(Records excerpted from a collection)
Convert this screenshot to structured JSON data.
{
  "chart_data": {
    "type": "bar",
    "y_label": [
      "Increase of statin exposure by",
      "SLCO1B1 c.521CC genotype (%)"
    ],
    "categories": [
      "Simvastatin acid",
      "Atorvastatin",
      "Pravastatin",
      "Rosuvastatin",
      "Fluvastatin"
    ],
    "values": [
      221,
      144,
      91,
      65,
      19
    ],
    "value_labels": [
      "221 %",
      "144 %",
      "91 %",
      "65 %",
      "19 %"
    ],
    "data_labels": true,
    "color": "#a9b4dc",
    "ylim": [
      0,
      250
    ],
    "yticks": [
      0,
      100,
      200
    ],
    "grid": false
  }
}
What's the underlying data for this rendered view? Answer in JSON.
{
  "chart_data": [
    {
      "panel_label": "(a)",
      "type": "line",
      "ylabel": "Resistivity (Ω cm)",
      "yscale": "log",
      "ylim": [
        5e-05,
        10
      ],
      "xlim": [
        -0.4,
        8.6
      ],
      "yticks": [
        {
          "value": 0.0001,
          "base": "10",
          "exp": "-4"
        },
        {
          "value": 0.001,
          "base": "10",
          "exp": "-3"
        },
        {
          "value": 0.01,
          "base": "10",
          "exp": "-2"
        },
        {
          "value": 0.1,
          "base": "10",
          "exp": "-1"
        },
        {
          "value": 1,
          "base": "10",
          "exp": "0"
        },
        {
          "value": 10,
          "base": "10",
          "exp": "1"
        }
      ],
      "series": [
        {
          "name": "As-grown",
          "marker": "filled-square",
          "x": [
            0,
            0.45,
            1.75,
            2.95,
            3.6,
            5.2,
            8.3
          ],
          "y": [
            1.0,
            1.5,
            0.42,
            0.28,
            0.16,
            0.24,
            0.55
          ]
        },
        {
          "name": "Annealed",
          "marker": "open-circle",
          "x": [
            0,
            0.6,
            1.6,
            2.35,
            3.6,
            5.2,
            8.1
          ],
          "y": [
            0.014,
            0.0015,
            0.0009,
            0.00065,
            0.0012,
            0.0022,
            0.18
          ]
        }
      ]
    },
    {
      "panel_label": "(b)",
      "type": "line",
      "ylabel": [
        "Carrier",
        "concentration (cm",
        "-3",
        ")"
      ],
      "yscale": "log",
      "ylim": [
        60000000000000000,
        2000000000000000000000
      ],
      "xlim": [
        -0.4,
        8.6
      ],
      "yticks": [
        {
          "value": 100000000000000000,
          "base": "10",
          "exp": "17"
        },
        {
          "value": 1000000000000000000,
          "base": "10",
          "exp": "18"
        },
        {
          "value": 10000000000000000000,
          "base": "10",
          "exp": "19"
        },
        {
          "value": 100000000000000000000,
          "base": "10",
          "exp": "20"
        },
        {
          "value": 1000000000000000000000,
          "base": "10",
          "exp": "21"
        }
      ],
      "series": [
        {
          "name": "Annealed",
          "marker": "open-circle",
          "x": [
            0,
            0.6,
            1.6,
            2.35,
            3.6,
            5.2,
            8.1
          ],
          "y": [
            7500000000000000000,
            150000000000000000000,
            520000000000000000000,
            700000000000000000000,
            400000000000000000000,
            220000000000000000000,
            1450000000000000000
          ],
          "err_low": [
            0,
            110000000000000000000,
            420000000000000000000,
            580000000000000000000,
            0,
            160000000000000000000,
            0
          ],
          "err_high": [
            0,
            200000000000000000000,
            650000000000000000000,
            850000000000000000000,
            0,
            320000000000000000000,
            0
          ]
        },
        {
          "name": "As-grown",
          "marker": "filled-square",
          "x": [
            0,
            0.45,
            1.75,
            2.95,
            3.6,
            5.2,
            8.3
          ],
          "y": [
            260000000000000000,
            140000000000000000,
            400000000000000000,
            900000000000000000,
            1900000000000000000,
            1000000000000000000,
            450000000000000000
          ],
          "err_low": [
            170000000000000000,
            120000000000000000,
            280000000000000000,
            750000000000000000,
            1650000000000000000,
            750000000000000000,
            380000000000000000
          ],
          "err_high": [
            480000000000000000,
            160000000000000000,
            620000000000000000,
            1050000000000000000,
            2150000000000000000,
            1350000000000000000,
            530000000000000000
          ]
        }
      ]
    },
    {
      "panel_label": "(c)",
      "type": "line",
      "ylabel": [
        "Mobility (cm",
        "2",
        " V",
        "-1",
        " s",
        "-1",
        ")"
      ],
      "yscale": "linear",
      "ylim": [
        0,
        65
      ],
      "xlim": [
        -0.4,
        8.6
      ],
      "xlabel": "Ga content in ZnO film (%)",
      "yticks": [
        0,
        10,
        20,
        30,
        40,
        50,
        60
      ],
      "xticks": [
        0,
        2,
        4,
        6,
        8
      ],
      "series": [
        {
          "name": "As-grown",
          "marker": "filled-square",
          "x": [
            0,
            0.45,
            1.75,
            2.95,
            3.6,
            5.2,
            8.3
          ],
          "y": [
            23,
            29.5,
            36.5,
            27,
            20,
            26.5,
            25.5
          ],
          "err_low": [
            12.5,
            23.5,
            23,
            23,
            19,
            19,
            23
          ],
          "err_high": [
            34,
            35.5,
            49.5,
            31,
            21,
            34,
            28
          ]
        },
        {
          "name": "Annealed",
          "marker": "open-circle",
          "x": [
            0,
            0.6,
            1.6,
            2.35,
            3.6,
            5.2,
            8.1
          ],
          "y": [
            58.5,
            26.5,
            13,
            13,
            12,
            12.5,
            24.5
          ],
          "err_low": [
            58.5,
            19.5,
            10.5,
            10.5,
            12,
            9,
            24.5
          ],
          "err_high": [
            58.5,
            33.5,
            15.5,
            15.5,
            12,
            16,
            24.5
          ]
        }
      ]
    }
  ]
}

> _Instructions to follow_: Transcribe all of the entries without altering anything.

> _Finished answer_:
Convert this screenshot to structured JSON data.
{
  "chart_data": {
    "type": "bar",
    "y_label": [
      "Increase of statin exposure by",
      "SLCO1B1 c.521CC genotype (%)"
    ],
    "categories": [
      "Simvastatin acid",
      "Atorvastatin",
      "Pravastatin",
      "Rosuvastatin",
      "Fluvastatin"
    ],
    "values": [
      221,
      144,
      91,
      65,
      19
    ],
    "value_labels": [
      "221 %",
      "144 %",
      "91 %",
      "65 %",
      "19 %"
    ],
    "data_labels": true,
    "color": "#a9b4dc",
    "ylim": [
      0,
      250
    ],
    "yticks": [
      0,
      100,
      200
    ],
    "grid": false
  }
}
What's the underlying data for this rendered view? Answer in JSON.
{
  "chart_data": [
    {
      "panel_label": "(a)",
      "type": "line",
      "ylabel": "Resistivity (Ω cm)",
      "yscale": "log",
      "ylim": [
        5e-05,
        10
      ],
      "xlim": [
        -0.4,
        8.6
      ],
      "yticks": [
        {
          "value": 0.0001,
          "base": "10",
          "exp": "-4"
        },
        {
          "value": 0.001,
          "base": "10",
          "exp": "-3"
        },
        {
          "value": 0.01,
          "base": "10",
          "exp": "-2"
        },
        {
          "value": 0.1,
          "base": "10",
          "exp": "-1"
        },
        {
          "value": 1,
          "base": "10",
          "exp": "0"
        },
        {
          "value": 10,
          "base": "10",
          "exp": "1"
        }
      ],
      "series": [
        {
          "name": "As-grown",
          "marker": "filled-square",
          "x": [
            0,
            0.45,
            1.75,
            2.95,
            3.6,
            5.2,
            8.3
          ],
          "y": [
            1.0,
            1.5,
            0.42,
            0.28,
            0.16,
            0.24,
            0.55
          ]
        },
        {
          "name": "Annealed",
          "marker": "open-circle",
          "x": [
            0,
            0.6,
            1.6,
            2.35,
            3.6,
            5.2,
            8.1
          ],
          "y": [
            0.014,
            0.0015,
            0.0009,
            0.00065,
            0.0012,
            0.0022,
            0.18
          ]
        }
      ]
    },
    {
      "panel_label": "(b)",
      "type": "line",
      "ylabel": [
        "Carrier",
        "concentration (cm",
        "-3",
        ")"
      ],
      "yscale": "log",
      "ylim": [
        60000000000000000,
        2000000000000000000000
      ],
      "xlim": [
        -0.4,
        8.6
      ],
      "yticks": [
        {
          "value": 100000000000000000,
          "base": "10",
          "exp": "17"
        },
        {
          "value": 1000000000000000000,
          "base": "10",
          "exp": "18"
        },
        {
          "value": 10000000000000000000,
          "base": "10",
          "exp": "19"
        },
        {
          "value": 100000000000000000000,
          "base": "10",
          "exp": "20"
        },
        {
          "value": 1000000000000000000000,
          "base": "10",
          "exp": "21"
        }
      ],
      "series": [
        {
          "name": "Annealed",
          "marker": "open-circle",
          "x": [
            0,
            0.6,
            1.6,
            2.35,
            3.6,
            5.2,
            8.1
          ],
          "y": [
            7500000000000000000,
            150000000000000000000,
            520000000000000000000,
            700000000000000000000,
            400000000000000000000,
            220000000000000000000,
            1450000000000000000
          ],
          "err_low": [
            0,
            110000000000000000000,
            420000000000000000000,
            580000000000000000000,
            0,
            160000000000000000000,
            0
          ],
          "err_high": [
            0,
            200000000000000000000,
            650000000000000000000,
            850000000000000000000,
            0,
            320000000000000000000,
            0
          ]
        },
        {
          "name": "As-grown",
          "marker": "filled-square",
          "x": [
            0,
            0.45,
            1.75,
            2.95,
            3.6,
            5.2,
            8.3
          ],
          "y": [
            260000000000000000,
            140000000000000000,
            400000000000000000,
            900000000000000000,
            1900000000000000000,
            1000000000000000000,
            450000000000000000
          ],
          "err_low": [
            170000000000000000,
            120000000000000000,
            280000000000000000,
            750000000000000000,
            1650000000000000000,
            750000000000000000,
            380000000000000000
          ],
          "err_high": [
            480000000000000000,
            160000000000000000,
            620000000000000000,
            1050000000000000000,
            2150000000000000000,
            1350000000000000000,
            530000000000000000
          ]
        }
      ]
    },
    {
      "panel_label": "(c)",
      "type": "line",
      "ylabel": [
        "Mobility (cm",
        "2",
        " V",
        "-1",
        " s",
        "-1",
        ")"
      ],
      "yscale": "linear",
      "ylim": [
        0,
        65
      ],
      "xlim": [
        -0.4,
        8.6
      ],
      "xlabel": "Ga content in ZnO film (%)",
      "yticks": [
        0,
        10,
        20,
        30,
        40,
        50,
        60
      ],
      "xticks": [
        0,
        2,
        4,
        6,
        8
      ],
      "series": [
        {
          "name": "As-grown",
          "marker": "filled-square",
          "x": [
            0,
            0.45,
            1.75,
            2.95,
            3.6,
            5.2,
            8.3
          ],
          "y": [
            23,
            29.5,
            36.5,
            27,
            20,
            26.5,
            25.5
          ],
          "err_low": [
            12.5,
            23.5,
            23,
            23,
            19,
            19,
            23
          ],
          "err_high": [
            34,
            35.5,
            49.5,
            31,
            21,
            34,
            28
          ]
        },
        {
          "name": "Annealed",
          "marker": "open-circle",
          "x": [
            0,
            0.6,
            1.6,
            2.35,
            3.6,
            5.2,
            8.1
          ],
          "y": [
            58.5,
            26.5,
            13,
            13,
            12,
            12.5,
            24.5
          ],
          "err_low": [
            58.5,
            19.5,
            10.5,
            10.5,
            12,
            9,
            24.5
          ],
          "err_high": [
            58.5,
            33.5,
            15.5,
            15.5,
            12,
            16,
            24.5
          ]
        }
      ]
    }
  ]
}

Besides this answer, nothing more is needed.